- Problem to solve -
Copy each line below without leaving any out.
# Exercise materials start
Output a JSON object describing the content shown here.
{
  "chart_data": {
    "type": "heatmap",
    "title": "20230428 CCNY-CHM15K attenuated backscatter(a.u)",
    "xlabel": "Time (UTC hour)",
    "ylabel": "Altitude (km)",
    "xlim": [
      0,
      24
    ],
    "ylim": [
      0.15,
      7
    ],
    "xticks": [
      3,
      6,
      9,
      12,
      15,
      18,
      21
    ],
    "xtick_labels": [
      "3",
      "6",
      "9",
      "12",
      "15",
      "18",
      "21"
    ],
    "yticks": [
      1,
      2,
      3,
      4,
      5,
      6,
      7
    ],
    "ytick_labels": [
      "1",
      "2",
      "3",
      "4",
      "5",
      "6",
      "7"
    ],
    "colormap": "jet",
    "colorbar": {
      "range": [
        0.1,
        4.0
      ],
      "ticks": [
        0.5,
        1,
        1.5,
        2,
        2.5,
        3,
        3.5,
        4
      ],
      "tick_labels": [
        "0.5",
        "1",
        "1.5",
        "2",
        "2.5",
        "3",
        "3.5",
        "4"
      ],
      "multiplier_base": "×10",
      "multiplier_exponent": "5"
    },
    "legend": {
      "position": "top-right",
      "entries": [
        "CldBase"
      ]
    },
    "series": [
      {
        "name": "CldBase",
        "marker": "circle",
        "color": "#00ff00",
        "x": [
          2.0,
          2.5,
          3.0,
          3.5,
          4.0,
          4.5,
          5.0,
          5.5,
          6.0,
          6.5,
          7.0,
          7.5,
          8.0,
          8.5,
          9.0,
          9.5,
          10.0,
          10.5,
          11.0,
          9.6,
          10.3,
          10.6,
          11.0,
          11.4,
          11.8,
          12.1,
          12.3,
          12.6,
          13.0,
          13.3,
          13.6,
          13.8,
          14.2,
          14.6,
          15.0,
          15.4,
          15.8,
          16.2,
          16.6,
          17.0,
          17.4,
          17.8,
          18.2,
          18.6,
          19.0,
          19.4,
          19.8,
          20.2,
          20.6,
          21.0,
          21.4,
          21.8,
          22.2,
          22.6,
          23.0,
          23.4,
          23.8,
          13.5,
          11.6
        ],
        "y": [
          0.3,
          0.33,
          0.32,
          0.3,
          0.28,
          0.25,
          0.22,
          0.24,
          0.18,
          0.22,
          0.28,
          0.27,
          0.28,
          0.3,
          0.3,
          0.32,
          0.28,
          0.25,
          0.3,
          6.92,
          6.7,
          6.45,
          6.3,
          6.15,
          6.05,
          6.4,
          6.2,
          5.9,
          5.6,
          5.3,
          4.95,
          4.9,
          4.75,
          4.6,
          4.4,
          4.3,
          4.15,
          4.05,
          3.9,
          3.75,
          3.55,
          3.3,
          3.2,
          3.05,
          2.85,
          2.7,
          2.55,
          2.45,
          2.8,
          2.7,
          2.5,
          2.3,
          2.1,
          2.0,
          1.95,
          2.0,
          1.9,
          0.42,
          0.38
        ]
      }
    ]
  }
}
# Exercise materials end
- In response -
Output a JSON object describing the content shown here.
{
  "chart_data": {
    "type": "heatmap",
    "title": "20230428 CCNY-CHM15K attenuated backscatter(a.u)",
    "xlabel": "Time (UTC hour)",
    "ylabel": "Altitude (km)",
    "xlim": [
      0,
      24
    ],
    "ylim": [
      0.15,
      7
    ],
    "xticks": [
      3,
      6,
      9,
      12,
      15,
      18,
      21
    ],
    "xtick_labels": [
      "3",
      "6",
      "9",
      "12",
      "15",
      "18",
      "21"
    ],
    "yticks": [
      1,
      2,
      3,
      4,
      5,
      6,
      7
    ],
    "ytick_labels": [
      "1",
      "2",
      "3",
      "4",
      "5",
      "6",
      "7"
    ],
    "colormap": "jet",
    "colorbar": {
      "range": [
        0.1,
        4.0
      ],
      "ticks": [
        0.5,
        1,
        1.5,
        2,
        2.5,
        3,
        3.5,
        4
      ],
      "tick_labels": [
        "0.5",
        "1",
        "1.5",
        "2",
        "2.5",
        "3",
        "3.5",
        "4"
      ],
      "multiplier_base": "×10",
      "multiplier_exponent": "5"
    },
    "legend": {
      "position": "top-right",
      "entries": [
        "CldBase"
      ]
    },
    "series": [
      {
        "name": "CldBase",
        "marker": "circle",
        "color": "#00ff00",
        "x": [
          2.0,
          2.5,
          3.0,
          3.5,
          4.0,
          4.5,
          5.0,
          5.5,
          6.0,
          6.5,
          7.0,
          7.5,
          8.0,
          8.5,
          9.0,
          9.5,
          10.0,
          10.5,
          11.0,
          9.6,
          10.3,
          10.6,
          11.0,
          11.4,
          11.8,
          12.1,
          12.3,
          12.6,
          13.0,
          13.3,
          13.6,
          13.8,
          14.2,
          14.6,
          15.0,
          15.4,
          15.8,
          16.2,
          16.6,
          17.0,
          17.4,
          17.8,
          18.2,
          18.6,
          19.0,
          19.4,
          19.8,
          20.2,
          20.6,
          21.0,
          21.4,
          21.8,
          22.2,
          22.6,
          23.0,
          23.4,
          23.8,
          13.5,
          11.6
        ],
        "y": [
          0.3,
          0.33,
          0.32,
          0.3,
          0.28,
          0.25,
          0.22,
          0.24,
          0.18,
          0.22,
          0.28,
          0.27,
          0.28,
          0.3,
          0.3,
          0.32,
          0.28,
          0.25,
          0.3,
          6.92,
          6.7,
          6.45,
          6.3,
          6.15,
          6.05,
          6.4,
          6.2,
          5.9,
          5.6,
          5.3,
          4.95,
          4.9,
          4.75,
          4.6,
          4.4,
          4.3,
          4.15,
          4.05,
          3.9,
          3.75,
          3.55,
          3.3,
          3.2,
          3.05,
          2.85,
          2.7,
          2.55,
          2.45,
          2.8,
          2.7,
          2.5,
          2.3,
          2.1,
          2.0,
          1.95,
          2.0,
          1.9,
          0.42,
          0.38
        ]
      }
    ]
  }
}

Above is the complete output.